_REQUIRED WORK:_ Extract every line below, verbatim.

_RECORDS:_

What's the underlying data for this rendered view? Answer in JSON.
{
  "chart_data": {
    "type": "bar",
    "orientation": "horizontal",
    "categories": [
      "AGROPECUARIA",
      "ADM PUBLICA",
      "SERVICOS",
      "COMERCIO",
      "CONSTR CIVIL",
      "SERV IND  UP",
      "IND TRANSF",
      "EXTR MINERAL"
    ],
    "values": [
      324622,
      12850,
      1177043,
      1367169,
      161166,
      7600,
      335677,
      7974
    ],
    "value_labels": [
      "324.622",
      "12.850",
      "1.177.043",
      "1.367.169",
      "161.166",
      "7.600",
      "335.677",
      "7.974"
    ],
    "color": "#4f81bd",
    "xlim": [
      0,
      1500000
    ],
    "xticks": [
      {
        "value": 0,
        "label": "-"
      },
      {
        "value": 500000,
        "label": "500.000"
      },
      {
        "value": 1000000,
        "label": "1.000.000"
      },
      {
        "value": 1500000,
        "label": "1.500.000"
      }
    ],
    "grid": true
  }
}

_OUTPUT FOR THIS EXERCISE:_
What's the underlying data for this rendered view? Answer in JSON.
{
  "chart_data": {
    "type": "bar",
    "orientation": "horizontal",
    "categories": [
      "AGROPECUARIA",
      "ADM PUBLICA",
      "SERVICOS",
      "COMERCIO",
      "CONSTR CIVIL",
      "SERV IND  UP",
      "IND TRANSF",
      "EXTR MINERAL"
    ],
    "values": [
      324622,
      12850,
      1177043,
      1367169,
      161166,
      7600,
      335677,
      7974
    ],
    "value_labels": [
      "324.622",
      "12.850",
      "1.177.043",
      "1.367.169",
      "161.166",
      "7.600",
      "335.677",
      "7.974"
    ],
    "color": "#4f81bd",
    "xlim": [
      0,
      1500000
    ],
    "xticks": [
      {
        "value": 0,
        "label": "-"
      },
      {
        "value": 500000,
        "label": "500.000"
      },
      {
        "value": 1000000,
        "label": "1.000.000"
      },
      {
        "value": 1500000,
        "label": "1.500.000"
      }
    ],
    "grid": true
  }
}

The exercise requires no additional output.